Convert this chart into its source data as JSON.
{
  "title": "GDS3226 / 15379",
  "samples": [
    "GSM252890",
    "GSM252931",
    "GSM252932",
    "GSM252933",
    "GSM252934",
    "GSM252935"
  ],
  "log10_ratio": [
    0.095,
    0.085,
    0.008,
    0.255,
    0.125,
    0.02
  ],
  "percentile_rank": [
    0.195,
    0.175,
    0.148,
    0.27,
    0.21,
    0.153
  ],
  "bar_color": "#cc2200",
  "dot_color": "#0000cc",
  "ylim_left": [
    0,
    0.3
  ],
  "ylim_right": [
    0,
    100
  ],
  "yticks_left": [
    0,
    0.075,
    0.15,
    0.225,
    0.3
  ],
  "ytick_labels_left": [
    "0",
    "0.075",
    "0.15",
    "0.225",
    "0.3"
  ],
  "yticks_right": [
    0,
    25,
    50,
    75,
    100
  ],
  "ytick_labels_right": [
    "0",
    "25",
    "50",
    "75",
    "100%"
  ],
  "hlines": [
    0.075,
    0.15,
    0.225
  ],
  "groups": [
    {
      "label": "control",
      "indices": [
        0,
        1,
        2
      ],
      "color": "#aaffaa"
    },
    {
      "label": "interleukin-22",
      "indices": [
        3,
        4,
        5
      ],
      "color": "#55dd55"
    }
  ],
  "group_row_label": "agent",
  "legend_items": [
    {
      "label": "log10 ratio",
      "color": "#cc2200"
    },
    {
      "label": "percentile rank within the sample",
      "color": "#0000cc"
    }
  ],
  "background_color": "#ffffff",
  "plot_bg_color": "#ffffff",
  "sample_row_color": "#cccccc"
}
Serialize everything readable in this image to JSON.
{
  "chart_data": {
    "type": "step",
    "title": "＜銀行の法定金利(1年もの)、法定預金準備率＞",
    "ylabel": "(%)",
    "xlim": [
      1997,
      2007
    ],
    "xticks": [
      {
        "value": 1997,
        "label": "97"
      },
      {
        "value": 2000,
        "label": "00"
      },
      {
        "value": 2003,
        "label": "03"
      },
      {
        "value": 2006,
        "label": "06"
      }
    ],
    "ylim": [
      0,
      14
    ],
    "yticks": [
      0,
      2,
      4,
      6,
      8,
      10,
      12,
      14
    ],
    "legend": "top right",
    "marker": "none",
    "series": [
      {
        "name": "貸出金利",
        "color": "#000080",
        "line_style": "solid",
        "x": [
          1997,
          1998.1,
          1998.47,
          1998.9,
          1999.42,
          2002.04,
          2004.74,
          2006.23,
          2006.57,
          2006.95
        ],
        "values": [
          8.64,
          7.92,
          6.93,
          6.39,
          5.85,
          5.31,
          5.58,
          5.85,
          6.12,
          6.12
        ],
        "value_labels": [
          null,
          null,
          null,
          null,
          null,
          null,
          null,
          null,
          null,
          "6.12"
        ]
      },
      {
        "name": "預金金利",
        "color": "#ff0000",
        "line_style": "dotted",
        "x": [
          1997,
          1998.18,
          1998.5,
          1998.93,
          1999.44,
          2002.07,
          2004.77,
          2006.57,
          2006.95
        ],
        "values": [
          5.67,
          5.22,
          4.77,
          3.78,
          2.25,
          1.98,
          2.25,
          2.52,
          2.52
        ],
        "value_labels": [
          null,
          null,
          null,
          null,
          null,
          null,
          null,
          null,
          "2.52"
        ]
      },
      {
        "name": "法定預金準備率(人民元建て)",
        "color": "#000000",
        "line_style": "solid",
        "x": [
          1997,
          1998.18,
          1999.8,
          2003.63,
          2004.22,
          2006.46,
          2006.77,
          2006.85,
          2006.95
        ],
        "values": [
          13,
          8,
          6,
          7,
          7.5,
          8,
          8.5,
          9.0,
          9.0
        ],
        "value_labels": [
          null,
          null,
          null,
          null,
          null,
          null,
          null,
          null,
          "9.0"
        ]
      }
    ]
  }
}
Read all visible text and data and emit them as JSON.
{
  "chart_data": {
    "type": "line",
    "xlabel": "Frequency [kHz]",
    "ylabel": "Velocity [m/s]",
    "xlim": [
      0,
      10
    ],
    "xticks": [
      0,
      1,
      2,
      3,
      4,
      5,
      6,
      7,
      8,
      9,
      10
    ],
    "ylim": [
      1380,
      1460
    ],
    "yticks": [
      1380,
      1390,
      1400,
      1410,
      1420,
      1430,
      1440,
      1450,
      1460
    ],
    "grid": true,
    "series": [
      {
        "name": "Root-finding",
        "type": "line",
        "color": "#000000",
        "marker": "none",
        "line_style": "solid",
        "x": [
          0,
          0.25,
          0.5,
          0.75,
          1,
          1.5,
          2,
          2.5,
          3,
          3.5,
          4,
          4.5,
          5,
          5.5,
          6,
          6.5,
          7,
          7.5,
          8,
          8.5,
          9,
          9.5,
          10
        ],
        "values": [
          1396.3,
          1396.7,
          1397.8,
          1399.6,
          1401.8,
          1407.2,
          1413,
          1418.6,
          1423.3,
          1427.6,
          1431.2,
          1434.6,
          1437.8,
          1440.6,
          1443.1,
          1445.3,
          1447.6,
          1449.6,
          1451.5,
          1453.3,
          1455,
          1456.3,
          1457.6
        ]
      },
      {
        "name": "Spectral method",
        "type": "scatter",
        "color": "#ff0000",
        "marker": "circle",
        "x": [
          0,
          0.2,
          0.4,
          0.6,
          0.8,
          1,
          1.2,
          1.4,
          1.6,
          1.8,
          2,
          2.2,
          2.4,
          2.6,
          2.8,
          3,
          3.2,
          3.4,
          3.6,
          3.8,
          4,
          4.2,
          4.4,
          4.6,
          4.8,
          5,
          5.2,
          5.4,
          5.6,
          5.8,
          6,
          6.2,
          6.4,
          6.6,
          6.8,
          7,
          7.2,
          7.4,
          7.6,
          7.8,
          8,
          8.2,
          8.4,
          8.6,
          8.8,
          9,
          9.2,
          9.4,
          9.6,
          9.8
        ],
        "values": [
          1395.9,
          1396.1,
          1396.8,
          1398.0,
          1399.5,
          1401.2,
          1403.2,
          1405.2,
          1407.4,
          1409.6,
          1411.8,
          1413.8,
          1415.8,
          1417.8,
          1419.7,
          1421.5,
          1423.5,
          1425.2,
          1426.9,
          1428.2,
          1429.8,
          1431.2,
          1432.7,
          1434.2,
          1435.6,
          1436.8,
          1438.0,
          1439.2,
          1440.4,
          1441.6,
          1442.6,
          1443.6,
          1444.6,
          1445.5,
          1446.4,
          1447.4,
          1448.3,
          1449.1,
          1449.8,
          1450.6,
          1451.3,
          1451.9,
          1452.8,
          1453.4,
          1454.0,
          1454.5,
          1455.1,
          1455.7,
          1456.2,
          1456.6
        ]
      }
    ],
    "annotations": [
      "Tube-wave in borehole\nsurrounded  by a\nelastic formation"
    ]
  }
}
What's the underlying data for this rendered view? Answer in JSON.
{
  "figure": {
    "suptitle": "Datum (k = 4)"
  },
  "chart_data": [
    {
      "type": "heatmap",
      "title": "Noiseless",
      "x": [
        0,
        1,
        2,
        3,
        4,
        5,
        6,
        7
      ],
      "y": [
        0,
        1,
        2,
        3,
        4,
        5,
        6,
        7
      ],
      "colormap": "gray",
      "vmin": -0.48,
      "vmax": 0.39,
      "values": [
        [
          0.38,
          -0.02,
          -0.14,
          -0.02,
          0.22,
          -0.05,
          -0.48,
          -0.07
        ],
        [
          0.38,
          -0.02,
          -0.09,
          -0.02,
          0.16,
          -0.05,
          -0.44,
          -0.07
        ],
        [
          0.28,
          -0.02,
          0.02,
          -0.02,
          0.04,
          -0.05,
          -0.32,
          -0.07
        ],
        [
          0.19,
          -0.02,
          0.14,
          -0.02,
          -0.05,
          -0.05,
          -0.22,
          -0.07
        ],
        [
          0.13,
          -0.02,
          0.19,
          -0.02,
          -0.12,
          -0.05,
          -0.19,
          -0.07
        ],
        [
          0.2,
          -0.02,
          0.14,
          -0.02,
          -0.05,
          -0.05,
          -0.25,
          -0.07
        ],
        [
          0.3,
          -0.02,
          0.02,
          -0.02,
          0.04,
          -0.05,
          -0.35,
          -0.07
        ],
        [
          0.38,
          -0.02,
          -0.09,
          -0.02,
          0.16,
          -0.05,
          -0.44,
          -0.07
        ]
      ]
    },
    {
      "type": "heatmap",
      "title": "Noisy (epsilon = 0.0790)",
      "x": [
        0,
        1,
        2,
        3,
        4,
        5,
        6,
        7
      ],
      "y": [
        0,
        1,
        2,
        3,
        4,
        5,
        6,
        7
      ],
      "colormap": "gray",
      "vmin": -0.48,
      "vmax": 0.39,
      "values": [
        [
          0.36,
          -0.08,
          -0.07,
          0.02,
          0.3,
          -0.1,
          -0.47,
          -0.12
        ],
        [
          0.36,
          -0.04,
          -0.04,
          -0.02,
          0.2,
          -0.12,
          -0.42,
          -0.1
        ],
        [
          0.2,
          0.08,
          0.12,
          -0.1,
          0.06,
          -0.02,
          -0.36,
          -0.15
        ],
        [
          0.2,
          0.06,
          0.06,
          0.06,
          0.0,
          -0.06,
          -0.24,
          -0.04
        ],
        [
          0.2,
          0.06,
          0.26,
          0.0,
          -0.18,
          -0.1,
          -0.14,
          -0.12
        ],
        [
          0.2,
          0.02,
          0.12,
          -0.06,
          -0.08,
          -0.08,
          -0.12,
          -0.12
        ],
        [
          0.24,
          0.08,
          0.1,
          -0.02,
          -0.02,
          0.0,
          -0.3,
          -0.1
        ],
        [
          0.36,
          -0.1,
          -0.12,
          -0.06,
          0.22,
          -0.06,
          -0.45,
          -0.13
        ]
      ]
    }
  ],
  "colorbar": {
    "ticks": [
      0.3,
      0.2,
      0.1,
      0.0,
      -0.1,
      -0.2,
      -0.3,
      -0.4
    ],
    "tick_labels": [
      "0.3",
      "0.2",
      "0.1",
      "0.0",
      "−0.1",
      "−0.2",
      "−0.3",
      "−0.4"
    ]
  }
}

==*==

## PROBLEM REQUIREMENTS
State how many lines of the listing above hold the word "ffffff", with nothing but the number.

## REPLY TO THE TASK
2